===== DATA EXCERPTS =====

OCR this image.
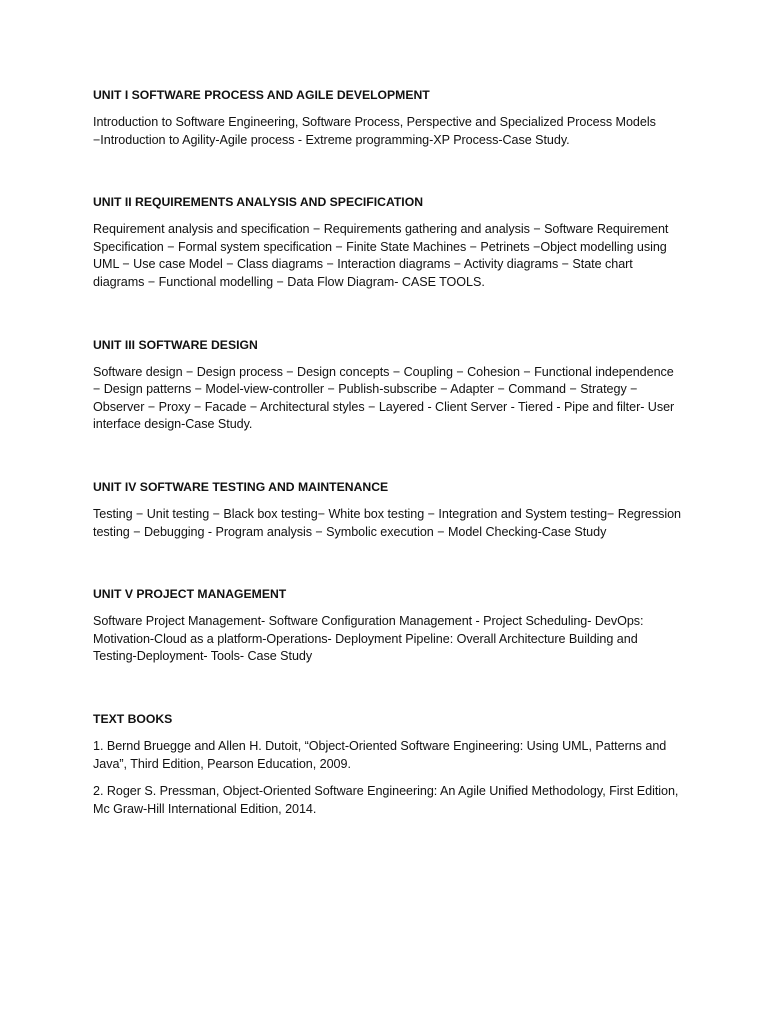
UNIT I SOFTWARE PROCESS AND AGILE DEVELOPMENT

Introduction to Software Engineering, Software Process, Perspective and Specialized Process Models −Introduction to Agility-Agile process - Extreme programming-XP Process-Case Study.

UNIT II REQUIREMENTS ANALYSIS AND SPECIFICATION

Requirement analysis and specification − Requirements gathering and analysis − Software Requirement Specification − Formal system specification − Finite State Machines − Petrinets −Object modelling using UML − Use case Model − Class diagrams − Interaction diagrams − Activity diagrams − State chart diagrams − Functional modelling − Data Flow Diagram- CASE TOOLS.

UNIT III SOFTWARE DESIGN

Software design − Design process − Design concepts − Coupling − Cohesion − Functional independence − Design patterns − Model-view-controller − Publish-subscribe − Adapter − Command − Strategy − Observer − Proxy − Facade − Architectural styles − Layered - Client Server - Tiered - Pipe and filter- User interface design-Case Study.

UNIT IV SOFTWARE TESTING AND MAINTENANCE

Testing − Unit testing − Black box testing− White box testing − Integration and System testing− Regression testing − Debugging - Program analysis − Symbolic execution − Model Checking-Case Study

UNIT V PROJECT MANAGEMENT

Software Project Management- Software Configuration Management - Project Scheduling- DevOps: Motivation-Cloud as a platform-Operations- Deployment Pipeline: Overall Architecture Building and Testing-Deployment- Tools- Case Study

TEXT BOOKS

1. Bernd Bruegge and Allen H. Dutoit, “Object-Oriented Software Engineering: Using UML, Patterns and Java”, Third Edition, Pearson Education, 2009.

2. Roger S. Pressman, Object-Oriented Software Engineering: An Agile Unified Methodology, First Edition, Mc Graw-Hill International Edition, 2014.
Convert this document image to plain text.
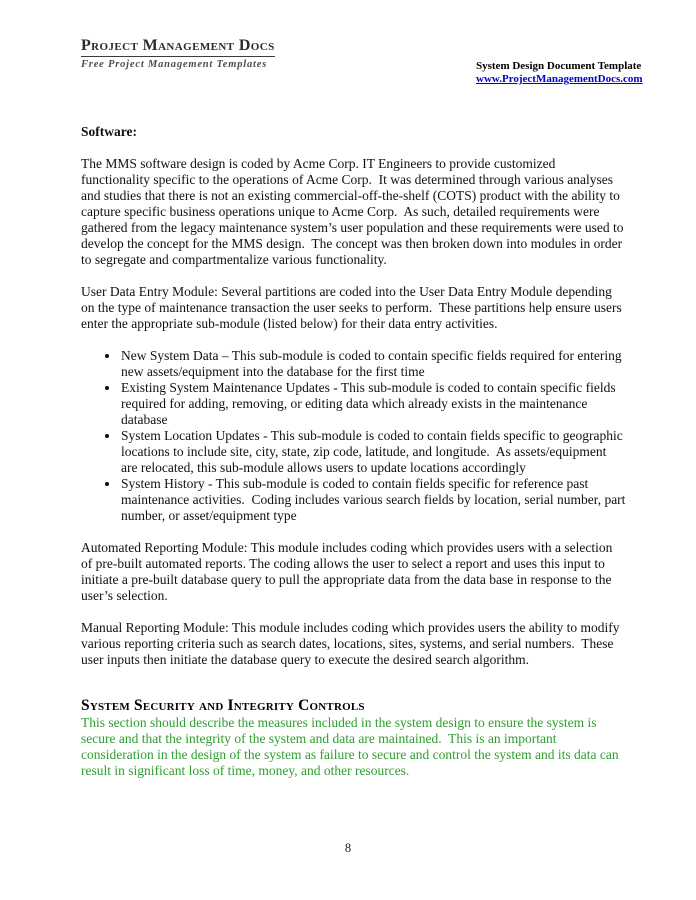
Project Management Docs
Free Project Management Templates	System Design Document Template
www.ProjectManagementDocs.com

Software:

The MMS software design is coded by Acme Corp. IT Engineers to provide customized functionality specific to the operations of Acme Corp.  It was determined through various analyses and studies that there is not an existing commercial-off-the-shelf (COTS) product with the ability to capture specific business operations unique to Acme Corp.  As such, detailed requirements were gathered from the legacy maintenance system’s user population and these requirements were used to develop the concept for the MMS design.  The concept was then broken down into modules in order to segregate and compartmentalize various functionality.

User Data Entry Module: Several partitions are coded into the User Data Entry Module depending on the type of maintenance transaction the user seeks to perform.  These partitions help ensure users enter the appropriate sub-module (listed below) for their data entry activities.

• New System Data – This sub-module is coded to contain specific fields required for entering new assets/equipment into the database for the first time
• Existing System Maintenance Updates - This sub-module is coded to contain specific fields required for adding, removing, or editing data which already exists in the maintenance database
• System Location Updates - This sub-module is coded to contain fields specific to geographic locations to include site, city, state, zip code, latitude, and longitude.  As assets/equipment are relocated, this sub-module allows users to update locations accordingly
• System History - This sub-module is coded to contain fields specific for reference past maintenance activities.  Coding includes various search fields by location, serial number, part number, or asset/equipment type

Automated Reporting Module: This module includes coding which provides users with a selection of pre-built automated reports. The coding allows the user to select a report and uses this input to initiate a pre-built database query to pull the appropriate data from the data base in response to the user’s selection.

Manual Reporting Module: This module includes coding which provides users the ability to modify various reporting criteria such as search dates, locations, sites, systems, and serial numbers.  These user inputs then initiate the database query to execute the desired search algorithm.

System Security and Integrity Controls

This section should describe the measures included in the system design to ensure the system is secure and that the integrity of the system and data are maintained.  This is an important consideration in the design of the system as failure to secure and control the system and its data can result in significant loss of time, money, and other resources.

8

=====

> **EXERCISE TASK**
Give every line of the material that includes the string "required".

> **SOLVED EXERCISE**
• New System Data – This sub-module is coded to contain specific fields required for entering new assets/equipment into the database for the first time
• Existing System Maintenance Updates - This sub-module is coded to contain specific fields required for adding, removing, or editing data which already exists in the maintenance database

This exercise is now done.